:: TEXTO PROPORCIONADO ::
|---|

Manifiesto 11F #Ninguna sin techo

Más de 400 personas duermen en las calles de València cada día. Ciudadanos y ciudadanas de diferentes orígenes que tienen un punto en común: sus derechos. Mujeres y hombres que se ven abocados a esta situación por situaciones acontecidas en la vida que les ha tocado vivir, y ante las cuales han tomado decisiones más o menos acertadas en muchas ocasiones no de un modo libre y autónomo. Son las personas SIN TECHO, un techo que en ocasiones les ha sido arrebatado injusta e inhumanamente por las entidades bancarias que no han tenido ningún problema en dejarlas en la calle sin el más mínimo asomo de la consciencia social que cohesiona, o debería, la vida en nuestras ciudades.

Los episodios de emergencia vividos en el pasado mes de enero en la ciudad de València, no son más que una constatación de la desatención real de estas personas, las personas SIN TECHO,  y de la desidia que se encuentra en los estamentos de las diferentes administraciones que deriván esta situación sin resolver a campos donde lo único que se consigue es la invisibilización, la marginación y la perpetuación de esta situación.

Gracias a las numerosas personas voluntarias que se volcaron ante el llamamiento de las entidades sociales que presentan este manifiesto, fue posible atender a muchas de estas personas con un cobijo humano en el que, más allá de un parche conformado por una manta, una fría estación de metro y un poco de comida caliente, se distribuyó calor humano, respeto por las personas y cercanía. Con esto se consiguió atender a un número reducido de personas SIN TECHO y otras muchas quedaron en la calle, bien por decisión propia, bien por falta de capacidad operativa y recursos.

Las organizaciones y movimientos sociales convocantes de esta marcha ciudadana están dando esta misma atención los 365 días del año a las personas SIN TECHO, haya temporal o no, se abran las estaciones de metro o no, haya prensa y televisión cubriendo estas acciones o no. Por qué nos importan las personas por lo que son, personas, no mercancía utilizable libremente para vender las bonanzas o vergüenzas de unos u otros.

|---|

:: EXTRACTO DEL LISTADO ::
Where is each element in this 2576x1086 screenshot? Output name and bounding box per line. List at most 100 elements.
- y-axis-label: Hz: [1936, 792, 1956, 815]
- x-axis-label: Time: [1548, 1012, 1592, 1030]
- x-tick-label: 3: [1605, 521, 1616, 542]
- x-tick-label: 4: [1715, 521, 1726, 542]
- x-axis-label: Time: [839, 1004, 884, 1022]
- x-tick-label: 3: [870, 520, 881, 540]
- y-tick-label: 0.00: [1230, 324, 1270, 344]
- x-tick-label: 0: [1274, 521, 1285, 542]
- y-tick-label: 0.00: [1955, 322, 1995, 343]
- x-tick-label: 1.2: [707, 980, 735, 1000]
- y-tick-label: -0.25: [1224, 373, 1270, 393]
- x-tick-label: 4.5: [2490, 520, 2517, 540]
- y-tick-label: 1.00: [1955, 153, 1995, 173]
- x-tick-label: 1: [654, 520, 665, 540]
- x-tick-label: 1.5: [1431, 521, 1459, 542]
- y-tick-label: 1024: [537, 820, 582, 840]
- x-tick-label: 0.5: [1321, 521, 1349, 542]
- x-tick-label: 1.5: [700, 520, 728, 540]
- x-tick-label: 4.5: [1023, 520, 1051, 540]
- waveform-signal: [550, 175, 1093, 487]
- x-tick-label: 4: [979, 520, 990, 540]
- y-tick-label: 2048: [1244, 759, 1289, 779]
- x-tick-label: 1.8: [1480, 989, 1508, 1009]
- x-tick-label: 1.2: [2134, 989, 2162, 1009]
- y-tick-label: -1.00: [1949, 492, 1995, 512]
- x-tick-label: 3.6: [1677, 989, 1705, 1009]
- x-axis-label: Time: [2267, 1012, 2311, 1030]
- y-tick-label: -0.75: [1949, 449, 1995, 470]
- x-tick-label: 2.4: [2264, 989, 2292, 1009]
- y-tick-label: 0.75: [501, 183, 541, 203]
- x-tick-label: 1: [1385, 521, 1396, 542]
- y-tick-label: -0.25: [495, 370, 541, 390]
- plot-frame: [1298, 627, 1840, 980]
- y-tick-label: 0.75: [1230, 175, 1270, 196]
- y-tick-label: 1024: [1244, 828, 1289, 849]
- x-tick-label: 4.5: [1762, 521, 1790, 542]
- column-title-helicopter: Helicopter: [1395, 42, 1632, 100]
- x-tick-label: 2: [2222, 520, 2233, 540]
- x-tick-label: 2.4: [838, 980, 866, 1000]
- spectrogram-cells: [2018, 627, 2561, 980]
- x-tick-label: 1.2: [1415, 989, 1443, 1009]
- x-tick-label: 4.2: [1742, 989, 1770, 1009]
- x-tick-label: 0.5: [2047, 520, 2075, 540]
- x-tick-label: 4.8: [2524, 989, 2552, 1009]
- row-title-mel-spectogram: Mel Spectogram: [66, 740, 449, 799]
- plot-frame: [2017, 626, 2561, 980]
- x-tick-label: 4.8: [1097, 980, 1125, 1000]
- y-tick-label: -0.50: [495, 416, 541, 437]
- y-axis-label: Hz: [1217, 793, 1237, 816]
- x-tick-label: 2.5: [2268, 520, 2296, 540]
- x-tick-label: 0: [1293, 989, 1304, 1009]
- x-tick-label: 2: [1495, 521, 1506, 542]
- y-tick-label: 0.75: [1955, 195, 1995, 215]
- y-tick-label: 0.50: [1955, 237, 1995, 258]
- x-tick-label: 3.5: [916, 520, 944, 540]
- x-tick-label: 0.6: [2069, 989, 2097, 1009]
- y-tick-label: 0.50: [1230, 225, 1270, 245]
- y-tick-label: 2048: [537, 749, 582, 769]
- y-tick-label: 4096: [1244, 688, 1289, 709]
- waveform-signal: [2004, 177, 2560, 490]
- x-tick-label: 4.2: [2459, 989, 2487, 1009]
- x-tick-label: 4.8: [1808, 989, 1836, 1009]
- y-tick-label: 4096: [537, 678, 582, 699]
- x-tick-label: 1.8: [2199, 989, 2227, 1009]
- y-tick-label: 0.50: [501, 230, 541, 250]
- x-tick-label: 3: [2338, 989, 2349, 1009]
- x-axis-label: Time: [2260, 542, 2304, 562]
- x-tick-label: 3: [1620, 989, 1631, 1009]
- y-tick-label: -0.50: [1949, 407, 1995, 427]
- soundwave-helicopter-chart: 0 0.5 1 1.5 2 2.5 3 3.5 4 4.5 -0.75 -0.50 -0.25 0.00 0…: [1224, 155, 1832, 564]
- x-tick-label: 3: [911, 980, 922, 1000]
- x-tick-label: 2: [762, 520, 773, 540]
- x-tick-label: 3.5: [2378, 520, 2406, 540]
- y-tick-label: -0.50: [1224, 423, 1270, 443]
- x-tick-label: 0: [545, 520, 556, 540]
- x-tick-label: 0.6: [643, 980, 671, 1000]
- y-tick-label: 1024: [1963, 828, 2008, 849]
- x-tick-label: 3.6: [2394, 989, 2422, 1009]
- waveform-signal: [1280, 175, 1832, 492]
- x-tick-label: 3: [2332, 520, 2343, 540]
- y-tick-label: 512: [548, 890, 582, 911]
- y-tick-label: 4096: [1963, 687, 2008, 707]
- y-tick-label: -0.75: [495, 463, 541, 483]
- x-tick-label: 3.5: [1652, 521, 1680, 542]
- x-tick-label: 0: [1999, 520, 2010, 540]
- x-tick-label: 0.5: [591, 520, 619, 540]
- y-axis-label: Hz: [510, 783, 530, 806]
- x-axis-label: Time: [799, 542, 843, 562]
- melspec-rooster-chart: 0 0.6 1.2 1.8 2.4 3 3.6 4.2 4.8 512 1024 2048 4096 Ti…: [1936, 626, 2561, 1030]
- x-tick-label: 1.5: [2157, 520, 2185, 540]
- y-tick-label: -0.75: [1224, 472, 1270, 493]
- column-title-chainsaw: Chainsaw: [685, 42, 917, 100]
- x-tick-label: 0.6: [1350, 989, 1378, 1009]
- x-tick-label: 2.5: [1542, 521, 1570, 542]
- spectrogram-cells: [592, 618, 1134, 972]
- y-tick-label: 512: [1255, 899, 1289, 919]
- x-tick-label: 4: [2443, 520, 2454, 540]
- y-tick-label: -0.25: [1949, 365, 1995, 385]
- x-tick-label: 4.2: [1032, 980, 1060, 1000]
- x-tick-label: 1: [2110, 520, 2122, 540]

|---|

:: TAREAS A REALIZAR ::
(a) Responde, por favor, a estas preguntas sobre el manifiesto de las personas sin techo en València:
(i) ¿Cuántas personas duermen en las calles de València cada día?
(ii) ¿En qué mes se vivieron los episodios de emergencia que menciona?
(iii) ¿Cuántos días al año dan atención las organizaciones convocantes a las personas sin techo?
(b) Sustituye "desidia" por "dejadez" y reescribe el fragmento del manifiesto sobre las personas sin techo que empieza en las palabras "Los episodios de" y termina después de "de esta situación.".
(c) Prosigue el manifiesto sobre las personas sin techo en València a partir de su última frase.

:: RESPUESTAS DEL EJERCICIO ::
(a)
(i) Más de 400 personas.
(ii) En el pasado mes de enero.
(iii) Los 365 días del año.

(b)
Los episodios de emergencia vividos en el pasado mes de enero en la ciudad de València, no son más que una constatación de la desatención real de estas personas, las personas SIN TECHO,  y de la dejadez que se encuentra en los estamentos de las diferentes administraciones que deriván esta situación sin resolver a campos donde lo único que se consigue es la invisibilización, la marginación y la perpetuación de esta situación.

(c)
Una vez más, es la ciudadanía quien se preocupa y ocupa de sí misma, con una atención insuficiente por parte de aquellos que sí tienen los medios, porque cualquiera de nosotras y nosotros podemos vernos en una situación similar, porque la vida se desarrolla en un círculo evolutivo en el que no siempre aciertas con tus decisiones, y esto no es motivo para estigmatizarte de por vida.

Una vez más gritamos que Las personas SIN TECHO NO SON MERCANCÍA,  tienen derecho a ser tratadas como lo que son, seres humanos, y a que se atienda su situación singular desde una perspectiva, no de caridad, no de solidaridad, sino de justicia social. Las ciudadanas y ciudadanos que trabajamos en este ámbito, el de las personas SIN TECHO, creemos en esta sociedad más justa que aquella en la que vivimos en nuestros días y estamos dispuestas a dialogar y aportar para conseguir soluciones reales.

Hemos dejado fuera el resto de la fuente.